• [Prompt]: Repeat the material below exactly, with no pictures.

• [Material provided]:
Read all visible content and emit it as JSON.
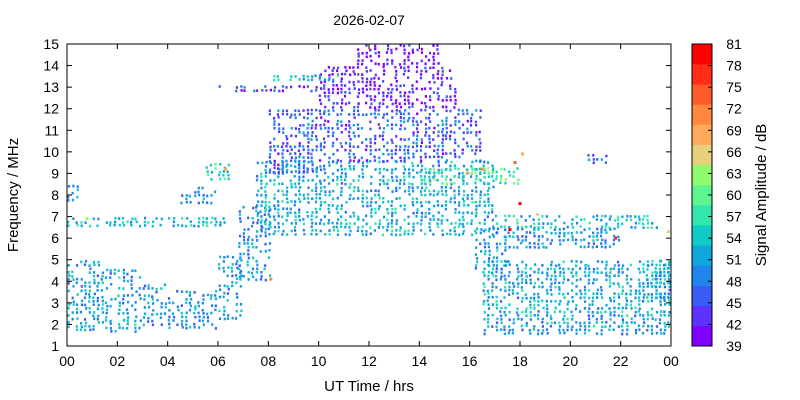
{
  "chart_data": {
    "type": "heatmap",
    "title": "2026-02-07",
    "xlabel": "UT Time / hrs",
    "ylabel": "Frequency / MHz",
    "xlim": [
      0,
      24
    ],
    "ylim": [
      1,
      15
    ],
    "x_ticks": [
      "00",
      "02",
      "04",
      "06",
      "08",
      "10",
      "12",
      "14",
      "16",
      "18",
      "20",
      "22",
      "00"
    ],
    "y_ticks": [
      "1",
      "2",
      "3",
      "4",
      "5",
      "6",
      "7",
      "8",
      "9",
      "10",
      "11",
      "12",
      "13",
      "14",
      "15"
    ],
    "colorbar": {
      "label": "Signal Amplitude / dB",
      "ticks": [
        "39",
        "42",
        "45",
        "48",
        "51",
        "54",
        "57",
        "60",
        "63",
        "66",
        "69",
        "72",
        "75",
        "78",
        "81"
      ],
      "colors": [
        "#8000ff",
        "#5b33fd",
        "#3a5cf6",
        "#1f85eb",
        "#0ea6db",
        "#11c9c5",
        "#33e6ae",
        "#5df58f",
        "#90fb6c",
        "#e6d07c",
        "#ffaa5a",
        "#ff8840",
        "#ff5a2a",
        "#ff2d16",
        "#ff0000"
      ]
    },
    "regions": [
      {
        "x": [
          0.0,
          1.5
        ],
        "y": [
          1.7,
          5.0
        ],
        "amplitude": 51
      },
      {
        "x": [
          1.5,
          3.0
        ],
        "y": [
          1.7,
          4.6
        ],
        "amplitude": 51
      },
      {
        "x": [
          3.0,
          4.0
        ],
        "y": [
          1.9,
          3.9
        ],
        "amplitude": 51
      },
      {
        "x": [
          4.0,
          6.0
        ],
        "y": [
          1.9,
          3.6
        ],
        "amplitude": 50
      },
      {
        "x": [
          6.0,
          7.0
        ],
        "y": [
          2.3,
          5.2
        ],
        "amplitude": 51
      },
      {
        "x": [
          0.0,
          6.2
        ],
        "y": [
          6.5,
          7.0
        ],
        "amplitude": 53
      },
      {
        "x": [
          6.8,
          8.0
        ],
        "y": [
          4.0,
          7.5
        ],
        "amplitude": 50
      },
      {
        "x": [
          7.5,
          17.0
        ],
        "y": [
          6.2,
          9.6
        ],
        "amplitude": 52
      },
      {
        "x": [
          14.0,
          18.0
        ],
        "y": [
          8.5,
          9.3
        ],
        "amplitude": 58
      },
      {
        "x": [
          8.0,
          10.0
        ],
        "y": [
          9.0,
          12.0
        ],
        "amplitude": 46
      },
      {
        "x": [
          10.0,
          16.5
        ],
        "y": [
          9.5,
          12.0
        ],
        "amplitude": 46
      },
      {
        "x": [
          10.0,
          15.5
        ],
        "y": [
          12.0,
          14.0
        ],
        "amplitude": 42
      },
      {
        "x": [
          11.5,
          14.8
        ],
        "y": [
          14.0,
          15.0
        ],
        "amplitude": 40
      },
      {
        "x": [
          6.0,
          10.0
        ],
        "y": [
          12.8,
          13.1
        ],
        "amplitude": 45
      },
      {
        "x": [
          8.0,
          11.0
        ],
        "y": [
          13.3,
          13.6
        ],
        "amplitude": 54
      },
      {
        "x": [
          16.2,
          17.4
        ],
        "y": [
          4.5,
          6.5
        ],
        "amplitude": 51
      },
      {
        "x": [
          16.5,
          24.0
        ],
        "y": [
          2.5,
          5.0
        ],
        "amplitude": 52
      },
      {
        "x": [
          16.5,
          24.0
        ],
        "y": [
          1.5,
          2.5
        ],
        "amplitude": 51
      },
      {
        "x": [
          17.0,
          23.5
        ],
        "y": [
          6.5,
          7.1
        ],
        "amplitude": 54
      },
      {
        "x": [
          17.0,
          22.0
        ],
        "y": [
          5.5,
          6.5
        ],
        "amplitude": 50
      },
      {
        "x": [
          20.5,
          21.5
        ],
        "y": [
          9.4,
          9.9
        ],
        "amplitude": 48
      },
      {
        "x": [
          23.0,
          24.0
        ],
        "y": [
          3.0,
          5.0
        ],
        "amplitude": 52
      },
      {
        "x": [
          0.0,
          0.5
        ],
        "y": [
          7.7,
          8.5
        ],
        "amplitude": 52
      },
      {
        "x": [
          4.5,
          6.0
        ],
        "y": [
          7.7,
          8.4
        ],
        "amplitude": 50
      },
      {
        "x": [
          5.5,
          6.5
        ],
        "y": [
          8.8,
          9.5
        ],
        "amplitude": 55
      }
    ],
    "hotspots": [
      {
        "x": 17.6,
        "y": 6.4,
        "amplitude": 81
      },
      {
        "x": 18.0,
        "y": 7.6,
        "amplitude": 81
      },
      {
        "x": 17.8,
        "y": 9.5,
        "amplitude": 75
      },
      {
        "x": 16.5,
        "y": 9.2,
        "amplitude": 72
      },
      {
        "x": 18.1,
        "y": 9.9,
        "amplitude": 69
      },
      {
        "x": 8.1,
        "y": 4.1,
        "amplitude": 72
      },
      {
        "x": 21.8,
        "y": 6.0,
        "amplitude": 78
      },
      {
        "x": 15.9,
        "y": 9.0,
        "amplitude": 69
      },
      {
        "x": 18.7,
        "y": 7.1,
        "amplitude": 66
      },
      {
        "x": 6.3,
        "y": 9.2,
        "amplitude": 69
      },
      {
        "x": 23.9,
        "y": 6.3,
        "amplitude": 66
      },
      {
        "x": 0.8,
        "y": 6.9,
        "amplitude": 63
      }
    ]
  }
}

• [Response below]:
Read all visible content and emit it as JSON.
{
  "chart_data": {
    "type": "heatmap",
    "title": "2026-02-07",
    "xlabel": "UT Time / hrs",
    "ylabel": "Frequency / MHz",
    "xlim": [
      0,
      24
    ],
    "ylim": [
      1,
      15
    ],
    "x_ticks": [
      "00",
      "02",
      "04",
      "06",
      "08",
      "10",
      "12",
      "14",
      "16",
      "18",
      "20",
      "22",
      "00"
    ],
    "y_ticks": [
      "1",
      "2",
      "3",
      "4",
      "5",
      "6",
      "7",
      "8",
      "9",
      "10",
      "11",
      "12",
      "13",
      "14",
      "15"
    ],
    "colorbar": {
      "label": "Signal Amplitude / dB",
      "ticks": [
        "39",
        "42",
        "45",
        "48",
        "51",
        "54",
        "57",
        "60",
        "63",
        "66",
        "69",
        "72",
        "75",
        "78",
        "81"
      ],
      "colors": [
        "#8000ff",
        "#5b33fd",
        "#3a5cf6",
        "#1f85eb",
        "#0ea6db",
        "#11c9c5",
        "#33e6ae",
        "#5df58f",
        "#90fb6c",
        "#e6d07c",
        "#ffaa5a",
        "#ff8840",
        "#ff5a2a",
        "#ff2d16",
        "#ff0000"
      ]
    },
    "regions": [
      {
        "x": [
          0.0,
          1.5
        ],
        "y": [
          1.7,
          5.0
        ],
        "amplitude": 51
      },
      {
        "x": [
          1.5,
          3.0
        ],
        "y": [
          1.7,
          4.6
        ],
        "amplitude": 51
      },
      {
        "x": [
          3.0,
          4.0
        ],
        "y": [
          1.9,
          3.9
        ],
        "amplitude": 51
      },
      {
        "x": [
          4.0,
          6.0
        ],
        "y": [
          1.9,
          3.6
        ],
        "amplitude": 50
      },
      {
        "x": [
          6.0,
          7.0
        ],
        "y": [
          2.3,
          5.2
        ],
        "amplitude": 51
      },
      {
        "x": [
          0.0,
          6.2
        ],
        "y": [
          6.5,
          7.0
        ],
        "amplitude": 53
      },
      {
        "x": [
          6.8,
          8.0
        ],
        "y": [
          4.0,
          7.5
        ],
        "amplitude": 50
      },
      {
        "x": [
          7.5,
          17.0
        ],
        "y": [
          6.2,
          9.6
        ],
        "amplitude": 52
      },
      {
        "x": [
          14.0,
          18.0
        ],
        "y": [
          8.5,
          9.3
        ],
        "amplitude": 58
      },
      {
        "x": [
          8.0,
          10.0
        ],
        "y": [
          9.0,
          12.0
        ],
        "amplitude": 46
      },
      {
        "x": [
          10.0,
          16.5
        ],
        "y": [
          9.5,
          12.0
        ],
        "amplitude": 46
      },
      {
        "x": [
          10.0,
          15.5
        ],
        "y": [
          12.0,
          14.0
        ],
        "amplitude": 42
      },
      {
        "x": [
          11.5,
          14.8
        ],
        "y": [
          14.0,
          15.0
        ],
        "amplitude": 40
      },
      {
        "x": [
          6.0,
          10.0
        ],
        "y": [
          12.8,
          13.1
        ],
        "amplitude": 45
      },
      {
        "x": [
          8.0,
          11.0
        ],
        "y": [
          13.3,
          13.6
        ],
        "amplitude": 54
      },
      {
        "x": [
          16.2,
          17.4
        ],
        "y": [
          4.5,
          6.5
        ],
        "amplitude": 51
      },
      {
        "x": [
          16.5,
          24.0
        ],
        "y": [
          2.5,
          5.0
        ],
        "amplitude": 52
      },
      {
        "x": [
          16.5,
          24.0
        ],
        "y": [
          1.5,
          2.5
        ],
        "amplitude": 51
      },
      {
        "x": [
          17.0,
          23.5
        ],
        "y": [
          6.5,
          7.1
        ],
        "amplitude": 54
      },
      {
        "x": [
          17.0,
          22.0
        ],
        "y": [
          5.5,
          6.5
        ],
        "amplitude": 50
      },
      {
        "x": [
          20.5,
          21.5
        ],
        "y": [
          9.4,
          9.9
        ],
        "amplitude": 48
      },
      {
        "x": [
          23.0,
          24.0
        ],
        "y": [
          3.0,
          5.0
        ],
        "amplitude": 52
      },
      {
        "x": [
          0.0,
          0.5
        ],
        "y": [
          7.7,
          8.5
        ],
        "amplitude": 52
      },
      {
        "x": [
          4.5,
          6.0
        ],
        "y": [
          7.7,
          8.4
        ],
        "amplitude": 50
      },
      {
        "x": [
          5.5,
          6.5
        ],
        "y": [
          8.8,
          9.5
        ],
        "amplitude": 55
      }
    ],
    "hotspots": [
      {
        "x": 17.6,
        "y": 6.4,
        "amplitude": 81
      },
      {
        "x": 18.0,
        "y": 7.6,
        "amplitude": 81
      },
      {
        "x": 17.8,
        "y": 9.5,
        "amplitude": 75
      },
      {
        "x": 16.5,
        "y": 9.2,
        "amplitude": 72
      },
      {
        "x": 18.1,
        "y": 9.9,
        "amplitude": 69
      },
      {
        "x": 8.1,
        "y": 4.1,
        "amplitude": 72
      },
      {
        "x": 21.8,
        "y": 6.0,
        "amplitude": 78
      },
      {
        "x": 15.9,
        "y": 9.0,
        "amplitude": 69
      },
      {
        "x": 18.7,
        "y": 7.1,
        "amplitude": 66
      },
      {
        "x": 6.3,
        "y": 9.2,
        "amplitude": 69
      },
      {
        "x": 23.9,
        "y": 6.3,
        "amplitude": 66
      },
      {
        "x": 0.8,
        "y": 6.9,
        "amplitude": 63
      }
    ]
  }
}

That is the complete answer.